Collect each line containing "nвесом".

========

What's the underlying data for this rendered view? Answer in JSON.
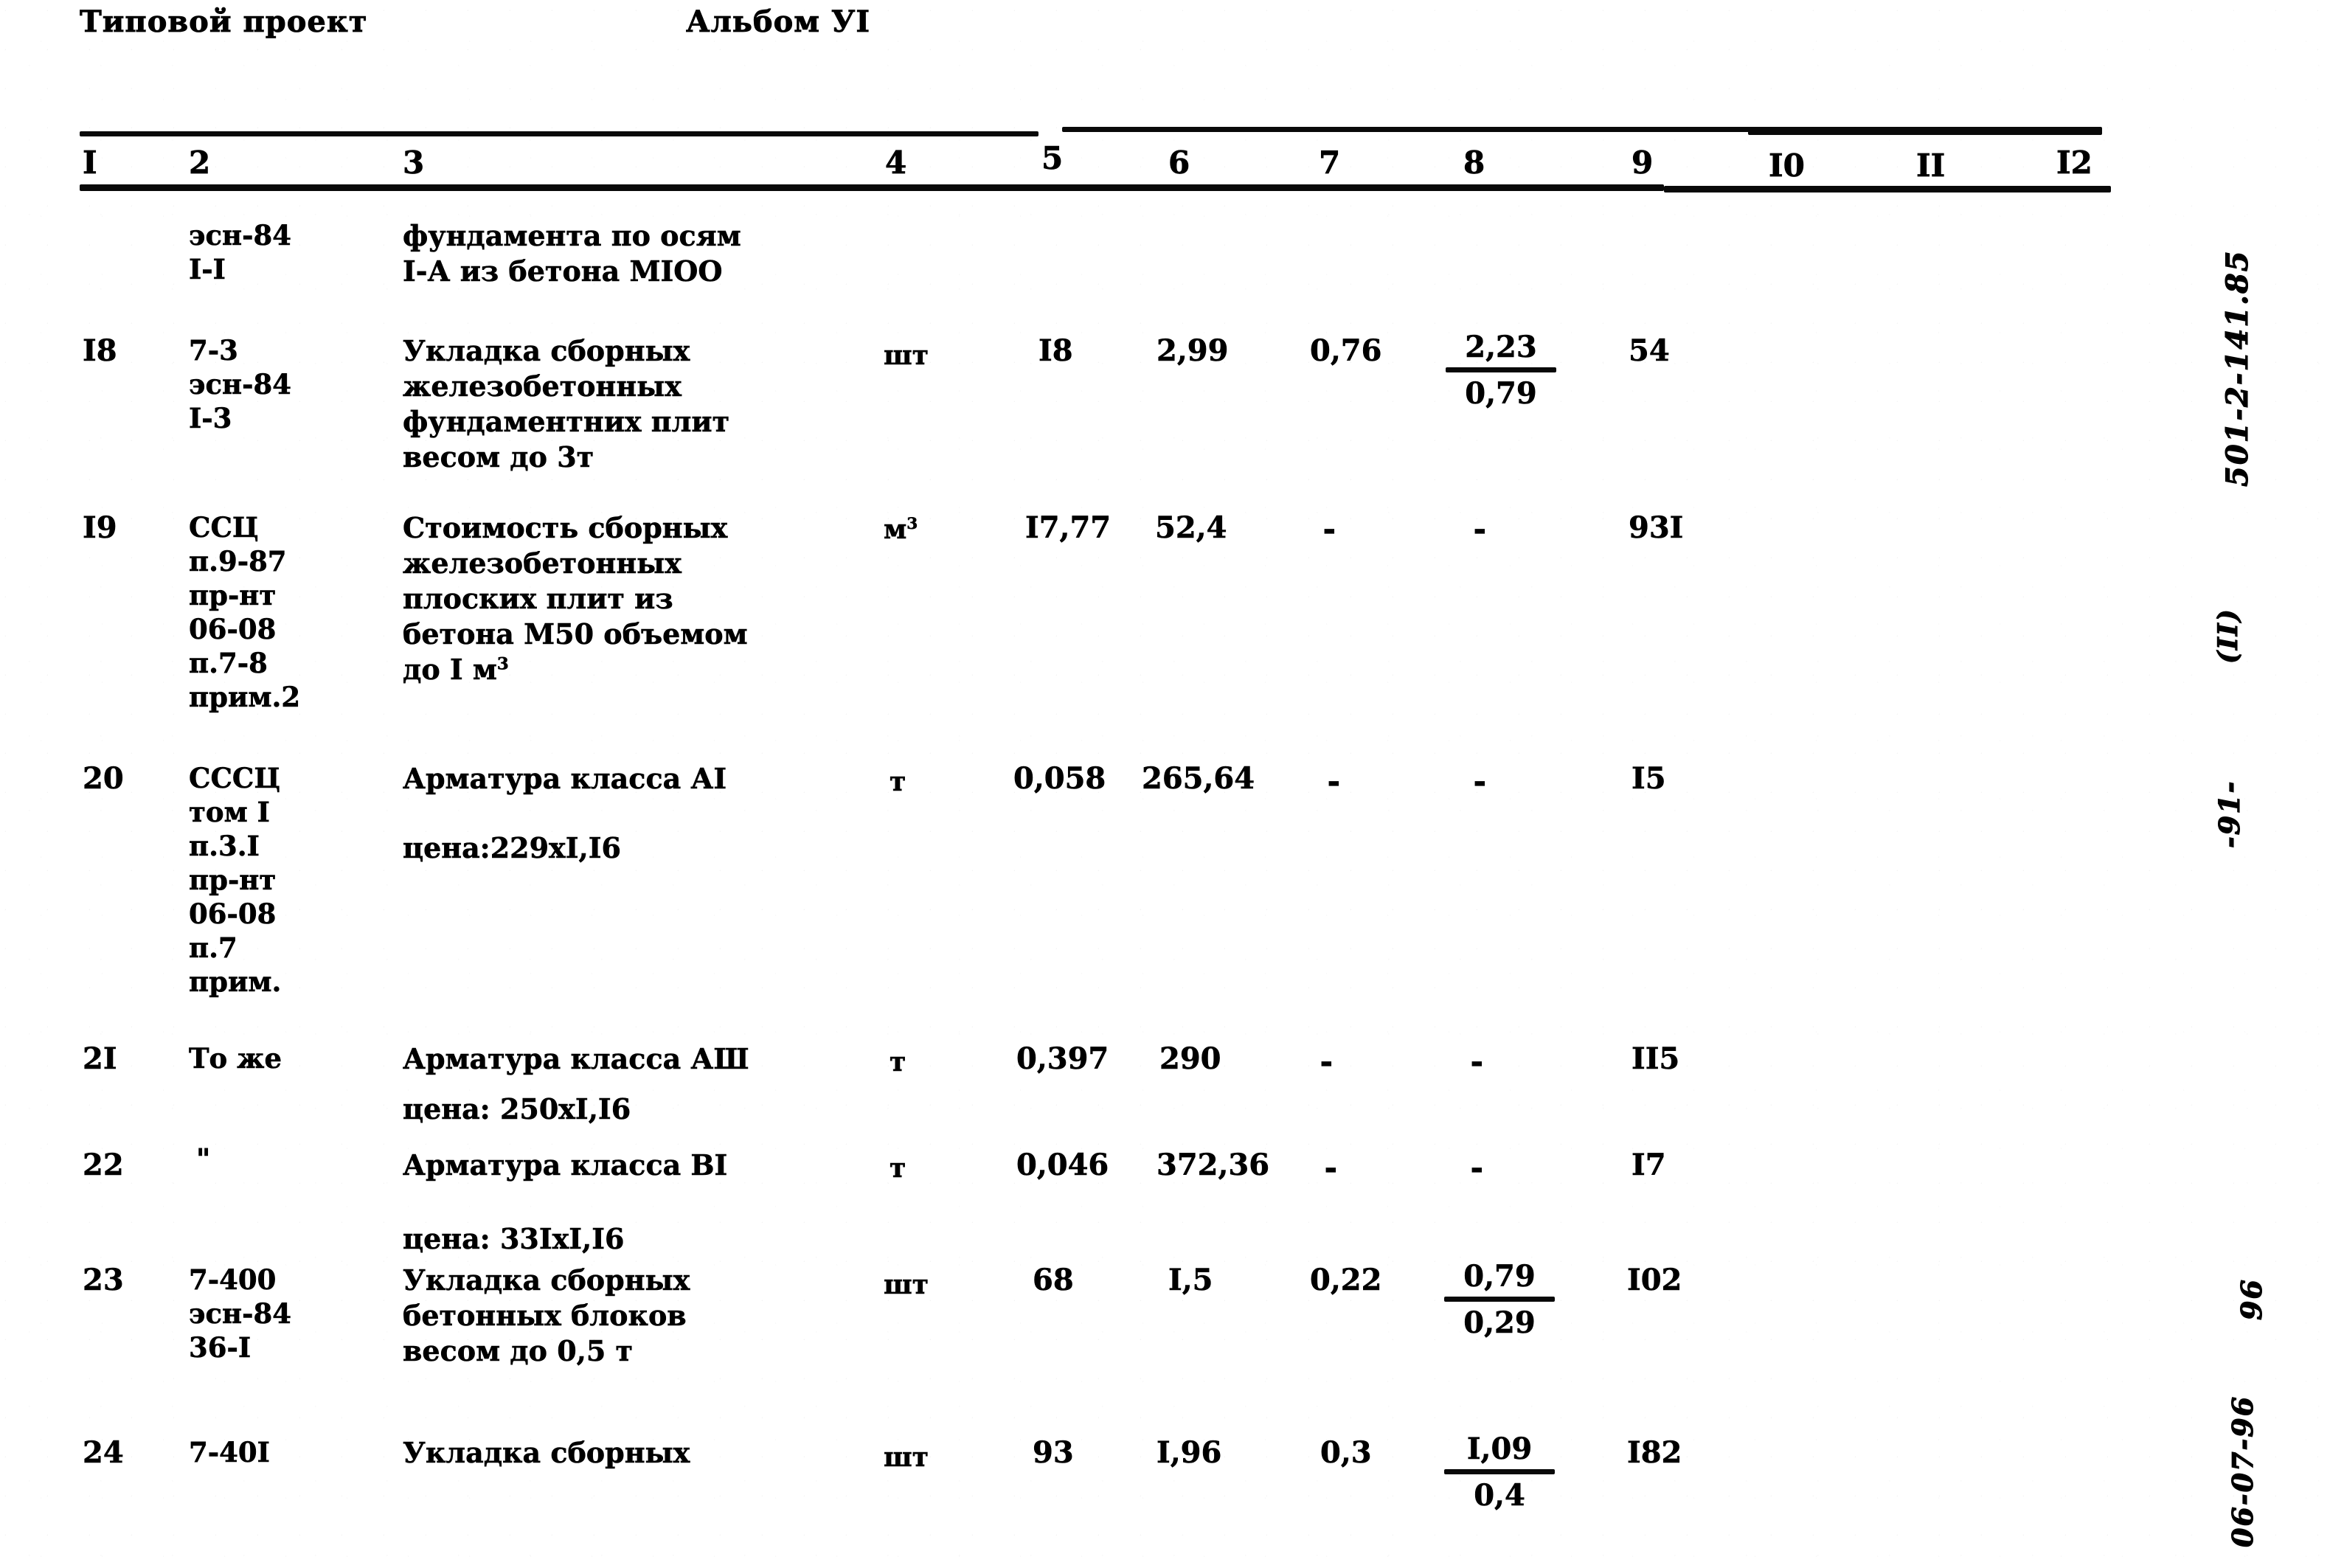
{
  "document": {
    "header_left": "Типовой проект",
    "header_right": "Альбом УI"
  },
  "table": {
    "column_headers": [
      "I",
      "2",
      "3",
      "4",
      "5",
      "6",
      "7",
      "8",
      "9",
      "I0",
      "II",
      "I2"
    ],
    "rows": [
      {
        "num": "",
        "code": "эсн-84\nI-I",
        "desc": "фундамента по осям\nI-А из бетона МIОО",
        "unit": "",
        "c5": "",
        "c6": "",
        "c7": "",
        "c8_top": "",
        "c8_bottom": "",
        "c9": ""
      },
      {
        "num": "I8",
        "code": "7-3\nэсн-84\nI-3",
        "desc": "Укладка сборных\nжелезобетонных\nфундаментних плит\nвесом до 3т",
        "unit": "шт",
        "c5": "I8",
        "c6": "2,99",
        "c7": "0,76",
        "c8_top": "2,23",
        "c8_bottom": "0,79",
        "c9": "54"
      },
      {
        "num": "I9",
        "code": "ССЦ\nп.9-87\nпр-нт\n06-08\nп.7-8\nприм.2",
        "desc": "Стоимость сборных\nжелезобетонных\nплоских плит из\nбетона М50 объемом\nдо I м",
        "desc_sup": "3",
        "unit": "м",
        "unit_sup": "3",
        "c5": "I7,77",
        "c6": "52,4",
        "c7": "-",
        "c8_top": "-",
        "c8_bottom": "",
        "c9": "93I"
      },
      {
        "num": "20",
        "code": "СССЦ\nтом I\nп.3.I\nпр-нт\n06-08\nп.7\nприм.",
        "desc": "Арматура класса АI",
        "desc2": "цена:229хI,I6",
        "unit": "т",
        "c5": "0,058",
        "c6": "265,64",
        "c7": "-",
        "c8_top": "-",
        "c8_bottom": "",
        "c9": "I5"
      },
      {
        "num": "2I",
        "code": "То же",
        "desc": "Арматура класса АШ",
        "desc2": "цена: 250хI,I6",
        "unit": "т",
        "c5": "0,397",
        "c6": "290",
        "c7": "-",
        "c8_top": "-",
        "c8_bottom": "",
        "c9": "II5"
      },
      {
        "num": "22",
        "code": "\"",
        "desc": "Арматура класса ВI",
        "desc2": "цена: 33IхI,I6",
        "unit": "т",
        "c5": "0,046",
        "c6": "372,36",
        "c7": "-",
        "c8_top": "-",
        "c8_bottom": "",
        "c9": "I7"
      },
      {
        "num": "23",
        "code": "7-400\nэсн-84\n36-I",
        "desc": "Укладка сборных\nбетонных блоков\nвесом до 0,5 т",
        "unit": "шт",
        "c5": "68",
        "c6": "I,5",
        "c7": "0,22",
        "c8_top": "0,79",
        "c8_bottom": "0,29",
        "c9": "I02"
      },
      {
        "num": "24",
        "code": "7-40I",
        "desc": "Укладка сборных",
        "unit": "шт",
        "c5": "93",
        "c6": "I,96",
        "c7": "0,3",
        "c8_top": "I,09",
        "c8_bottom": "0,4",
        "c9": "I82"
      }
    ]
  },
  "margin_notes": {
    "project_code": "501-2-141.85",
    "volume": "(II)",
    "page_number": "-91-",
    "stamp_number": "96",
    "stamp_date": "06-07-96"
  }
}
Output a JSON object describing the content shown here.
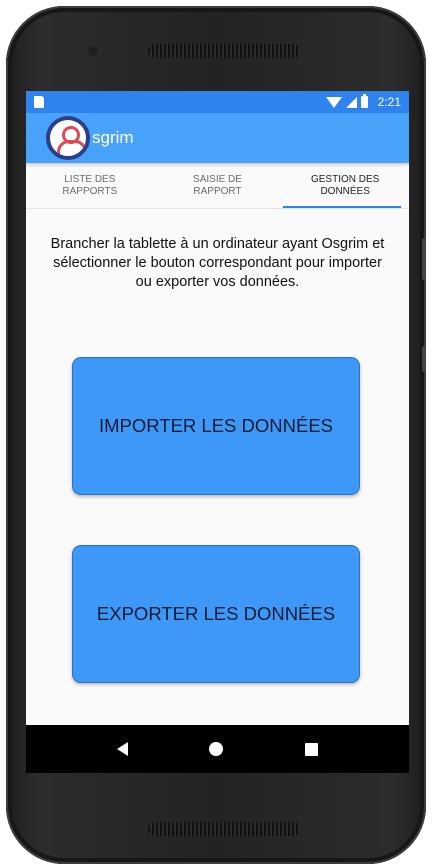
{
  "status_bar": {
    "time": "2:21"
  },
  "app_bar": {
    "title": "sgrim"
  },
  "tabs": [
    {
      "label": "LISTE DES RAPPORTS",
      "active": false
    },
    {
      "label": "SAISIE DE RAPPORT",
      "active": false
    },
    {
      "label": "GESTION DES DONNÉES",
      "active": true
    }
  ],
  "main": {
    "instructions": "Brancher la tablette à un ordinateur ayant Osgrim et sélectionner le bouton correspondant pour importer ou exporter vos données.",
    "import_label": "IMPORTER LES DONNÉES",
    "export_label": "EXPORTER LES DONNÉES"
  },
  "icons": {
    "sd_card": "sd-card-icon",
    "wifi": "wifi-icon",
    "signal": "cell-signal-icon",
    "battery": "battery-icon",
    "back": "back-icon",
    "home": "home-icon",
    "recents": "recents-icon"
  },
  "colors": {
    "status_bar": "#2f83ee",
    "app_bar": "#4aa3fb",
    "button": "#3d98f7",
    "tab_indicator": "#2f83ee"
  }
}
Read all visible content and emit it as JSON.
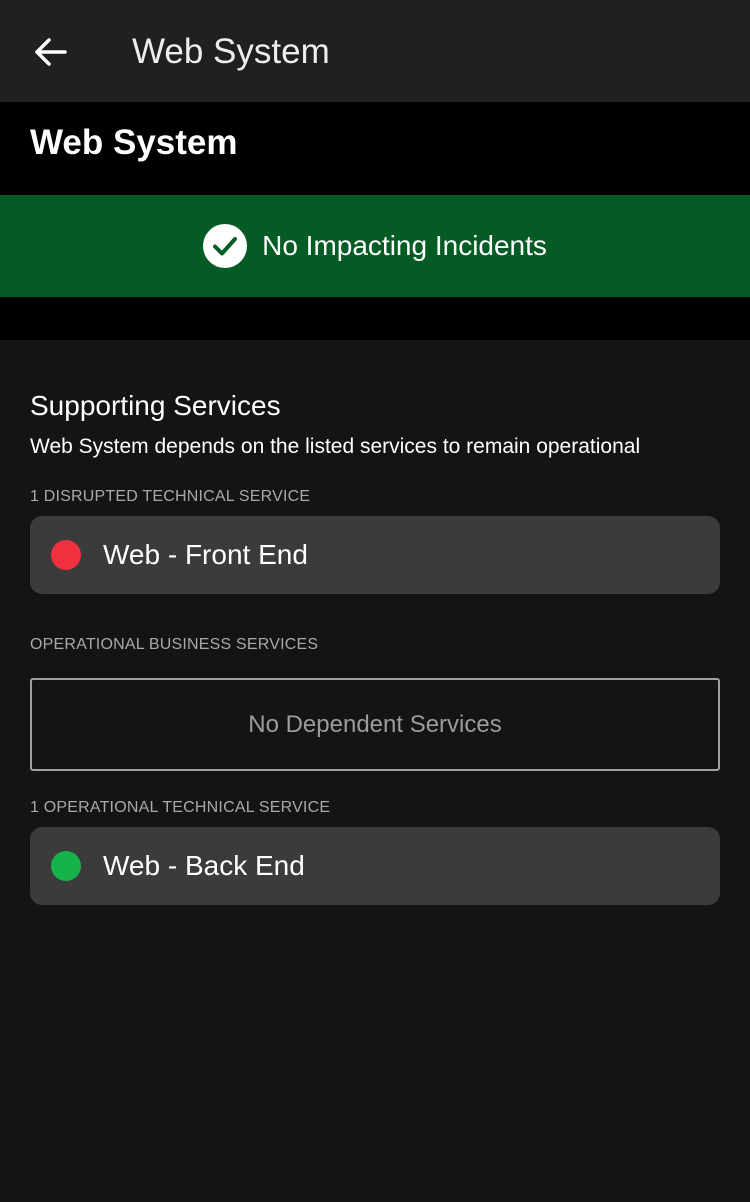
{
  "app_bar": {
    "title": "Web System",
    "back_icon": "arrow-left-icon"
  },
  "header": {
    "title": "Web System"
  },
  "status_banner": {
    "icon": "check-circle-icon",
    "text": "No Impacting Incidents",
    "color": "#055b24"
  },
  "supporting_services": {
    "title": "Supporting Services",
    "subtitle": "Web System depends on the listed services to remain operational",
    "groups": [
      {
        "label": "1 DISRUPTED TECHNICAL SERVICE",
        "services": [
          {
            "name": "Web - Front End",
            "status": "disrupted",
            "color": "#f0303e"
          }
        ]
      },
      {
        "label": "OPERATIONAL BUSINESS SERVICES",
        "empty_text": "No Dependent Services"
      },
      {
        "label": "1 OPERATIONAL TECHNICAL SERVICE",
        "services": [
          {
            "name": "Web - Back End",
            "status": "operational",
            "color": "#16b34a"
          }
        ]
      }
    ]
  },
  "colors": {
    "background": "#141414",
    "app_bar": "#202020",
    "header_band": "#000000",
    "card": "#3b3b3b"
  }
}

========

**Solution to the exercise**
        "desc": "Укладка сборных\nжелезобетонных\nфундаментних плит\nвесом до 3т",
        "desc": "Укладка сборных\nбетонных блоков\nвесом до 0,5 т",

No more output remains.